Job A:
Write out the part of the post starting with "Most everyone doesn't" and going on through "right and wrong?".
Job B:
List, one per line, each sentence of the post's paragraph that begins "This world will end."

Selection:
* BEGIN *

Yeah, but what happens, happens. Better to focus on what we're given a say on in our own lives.

This world will end. Humanity will cease to be humans, one day. (We may become something else.) This Universe is in a constant state of change. Better to make a positive impact in what ways you can than worry about the many mishaps on the horizon. You might think warning people helps, but I don't think it does.

Most everyone doesn't realize their mistakes until they've committed them. The more humans you put into the equation, the bigger the mistakes get, and the more in denial we are about those mistakes until they manifest a negative consequence. After the negative consequence, humanity begins to learn.

Honestly, I don't see AI presenting the 100% doomsday scenario as some described. Assume we develop AI more intelligent than us... well modern science is suggesting that cooperation actually derives superior outcomes than isolationism and conflict. AI would need a modus operandi, just like any other being. How does it define right and wrong?

* END *

Stored entries
* BEGIN *

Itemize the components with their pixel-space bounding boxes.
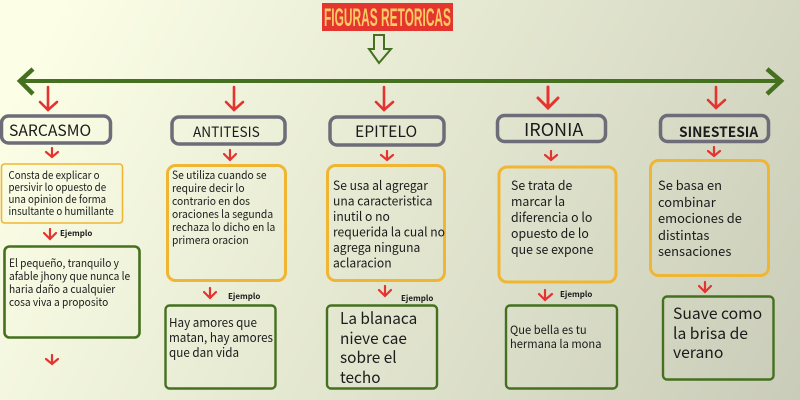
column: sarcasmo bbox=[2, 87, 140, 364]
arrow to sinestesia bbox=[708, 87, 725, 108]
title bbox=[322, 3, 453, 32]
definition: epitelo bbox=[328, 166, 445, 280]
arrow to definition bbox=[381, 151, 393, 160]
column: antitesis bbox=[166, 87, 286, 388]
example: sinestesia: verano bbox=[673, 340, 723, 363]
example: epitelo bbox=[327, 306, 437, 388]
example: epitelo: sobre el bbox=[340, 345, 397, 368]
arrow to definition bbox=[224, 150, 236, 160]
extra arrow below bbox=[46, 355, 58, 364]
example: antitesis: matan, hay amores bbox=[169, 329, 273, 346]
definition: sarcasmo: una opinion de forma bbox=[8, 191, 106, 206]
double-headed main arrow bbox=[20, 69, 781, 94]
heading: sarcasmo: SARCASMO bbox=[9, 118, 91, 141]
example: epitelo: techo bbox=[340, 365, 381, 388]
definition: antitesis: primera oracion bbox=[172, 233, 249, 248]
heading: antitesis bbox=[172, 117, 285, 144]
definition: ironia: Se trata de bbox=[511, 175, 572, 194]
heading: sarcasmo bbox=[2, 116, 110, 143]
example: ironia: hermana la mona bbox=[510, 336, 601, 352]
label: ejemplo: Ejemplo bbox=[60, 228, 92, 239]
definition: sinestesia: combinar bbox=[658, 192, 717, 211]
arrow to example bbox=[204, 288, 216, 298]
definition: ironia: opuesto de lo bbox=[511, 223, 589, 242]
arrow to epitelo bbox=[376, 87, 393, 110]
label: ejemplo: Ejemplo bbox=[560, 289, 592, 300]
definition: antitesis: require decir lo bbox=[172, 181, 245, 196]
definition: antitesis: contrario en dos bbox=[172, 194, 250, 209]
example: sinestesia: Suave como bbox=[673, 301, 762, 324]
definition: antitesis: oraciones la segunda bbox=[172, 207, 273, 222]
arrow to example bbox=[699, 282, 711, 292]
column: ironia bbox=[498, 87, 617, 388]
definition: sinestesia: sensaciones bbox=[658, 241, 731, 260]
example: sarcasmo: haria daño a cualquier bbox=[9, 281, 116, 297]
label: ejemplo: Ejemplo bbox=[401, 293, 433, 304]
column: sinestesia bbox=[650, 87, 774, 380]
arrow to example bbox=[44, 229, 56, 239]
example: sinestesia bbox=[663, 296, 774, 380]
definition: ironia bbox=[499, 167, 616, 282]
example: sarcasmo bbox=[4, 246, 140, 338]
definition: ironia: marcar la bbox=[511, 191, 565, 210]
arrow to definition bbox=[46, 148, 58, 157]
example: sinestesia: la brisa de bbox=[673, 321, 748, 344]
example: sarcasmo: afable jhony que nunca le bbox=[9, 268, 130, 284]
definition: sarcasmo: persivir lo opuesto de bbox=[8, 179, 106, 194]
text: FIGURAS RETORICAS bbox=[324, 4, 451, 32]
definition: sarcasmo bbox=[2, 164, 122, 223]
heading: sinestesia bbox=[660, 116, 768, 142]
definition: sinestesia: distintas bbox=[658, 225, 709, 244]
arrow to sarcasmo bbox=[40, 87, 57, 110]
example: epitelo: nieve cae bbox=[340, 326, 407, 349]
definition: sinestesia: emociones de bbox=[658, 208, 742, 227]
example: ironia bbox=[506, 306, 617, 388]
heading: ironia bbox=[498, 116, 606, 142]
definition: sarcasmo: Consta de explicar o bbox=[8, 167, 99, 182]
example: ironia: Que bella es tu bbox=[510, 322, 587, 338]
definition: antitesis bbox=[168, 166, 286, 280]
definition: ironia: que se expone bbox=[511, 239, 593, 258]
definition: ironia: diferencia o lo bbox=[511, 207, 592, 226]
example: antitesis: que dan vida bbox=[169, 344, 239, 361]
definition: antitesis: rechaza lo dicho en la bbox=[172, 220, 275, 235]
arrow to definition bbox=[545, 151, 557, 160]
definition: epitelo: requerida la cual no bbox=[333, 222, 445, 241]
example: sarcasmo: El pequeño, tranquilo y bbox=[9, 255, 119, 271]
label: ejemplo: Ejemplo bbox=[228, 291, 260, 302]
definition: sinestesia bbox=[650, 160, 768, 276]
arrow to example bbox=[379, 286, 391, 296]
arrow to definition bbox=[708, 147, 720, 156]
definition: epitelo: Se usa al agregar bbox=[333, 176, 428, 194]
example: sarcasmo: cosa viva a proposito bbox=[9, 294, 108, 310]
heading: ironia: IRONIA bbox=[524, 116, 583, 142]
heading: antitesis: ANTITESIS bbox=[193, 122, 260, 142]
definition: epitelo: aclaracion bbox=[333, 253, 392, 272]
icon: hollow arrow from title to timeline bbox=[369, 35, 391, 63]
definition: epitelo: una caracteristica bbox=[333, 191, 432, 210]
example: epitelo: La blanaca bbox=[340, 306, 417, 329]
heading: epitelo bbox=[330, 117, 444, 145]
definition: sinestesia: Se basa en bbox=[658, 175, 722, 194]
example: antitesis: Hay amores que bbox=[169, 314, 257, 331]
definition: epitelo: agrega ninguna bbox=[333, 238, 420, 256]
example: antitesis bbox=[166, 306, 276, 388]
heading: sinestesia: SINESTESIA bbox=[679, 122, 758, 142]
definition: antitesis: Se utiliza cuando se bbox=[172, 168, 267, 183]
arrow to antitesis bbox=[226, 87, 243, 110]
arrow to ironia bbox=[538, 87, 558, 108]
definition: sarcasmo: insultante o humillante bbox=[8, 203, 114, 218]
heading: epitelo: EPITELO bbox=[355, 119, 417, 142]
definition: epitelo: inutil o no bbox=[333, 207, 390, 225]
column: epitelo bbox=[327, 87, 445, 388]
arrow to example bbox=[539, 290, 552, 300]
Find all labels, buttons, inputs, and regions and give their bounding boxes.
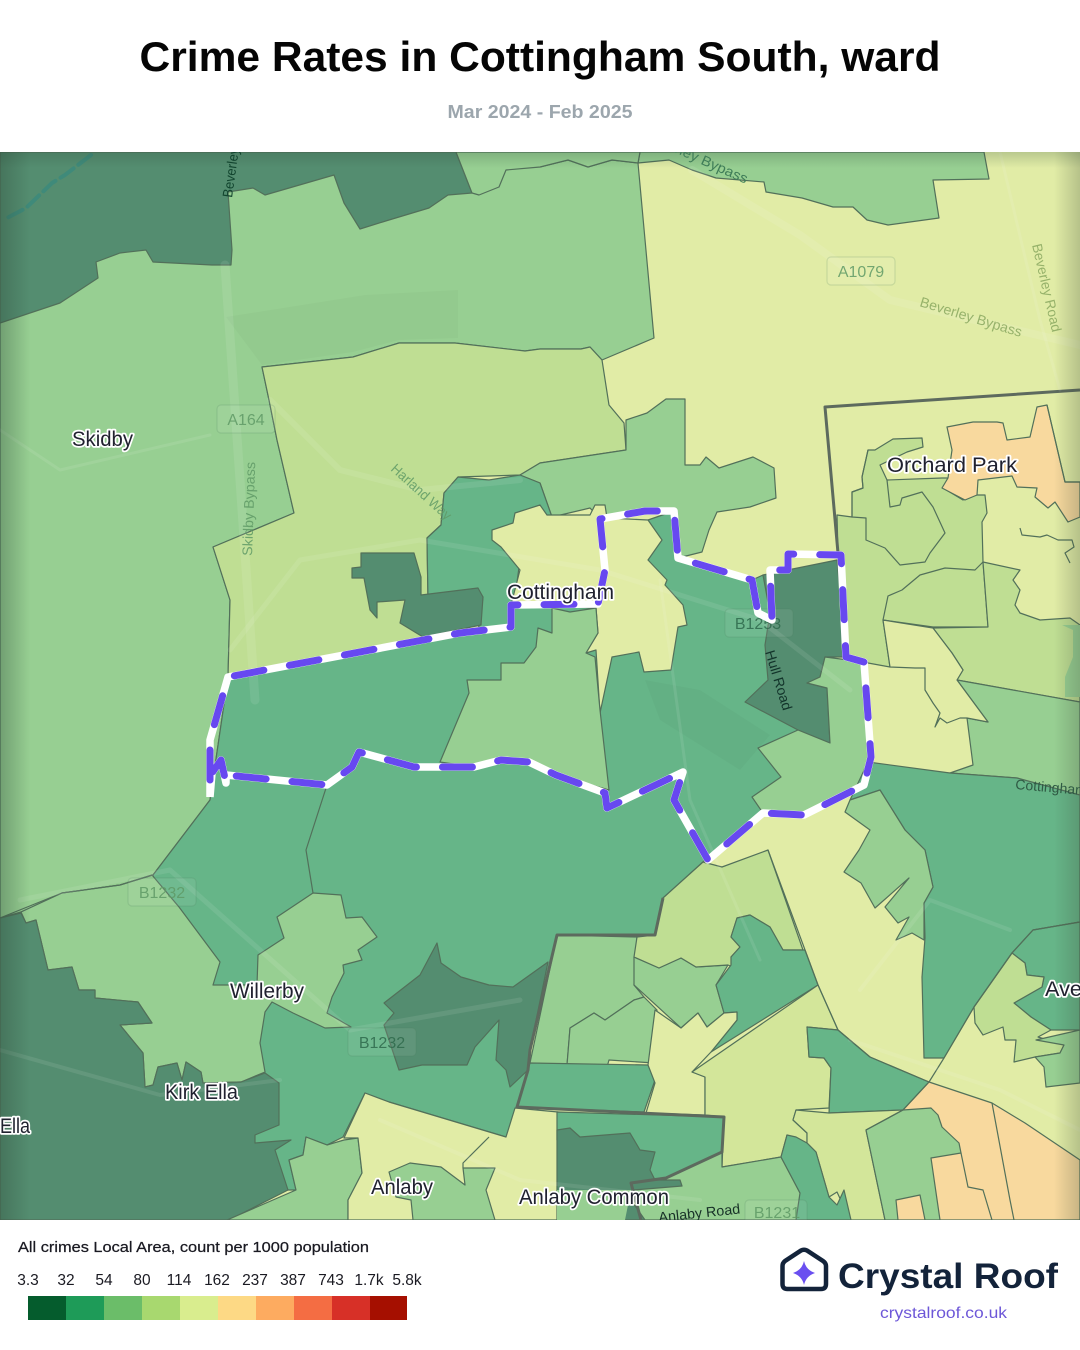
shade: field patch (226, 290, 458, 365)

* END *

Exercise result A:
Most everyone doesn't realize their mistakes until they've committed them. The more humans you put into the equation, the bigger the mistakes get, and the more in denial we are about those mistakes until they manifest a negative consequence. After the negative consequence, humanity begins to learn.

Honestly, I don't see AI presenting the 100% doomsday scenario as some described. Assume we develop AI more intelligent than us... well modern science is suggesting that cooperation actually derives superior outcomes than isolationism and conflict. AI would need a modus operandi, just like any other being. How does it define right and wrong?

Exercise result B:
This world will end.
Humanity will cease to be humans, one day.
(We may become something else.)
This Universe is in a constant state of change.
Better to make a positive impact in what ways you can than worry about the many mishaps on the horizon.
You might think warning people helps, but I don't think it does.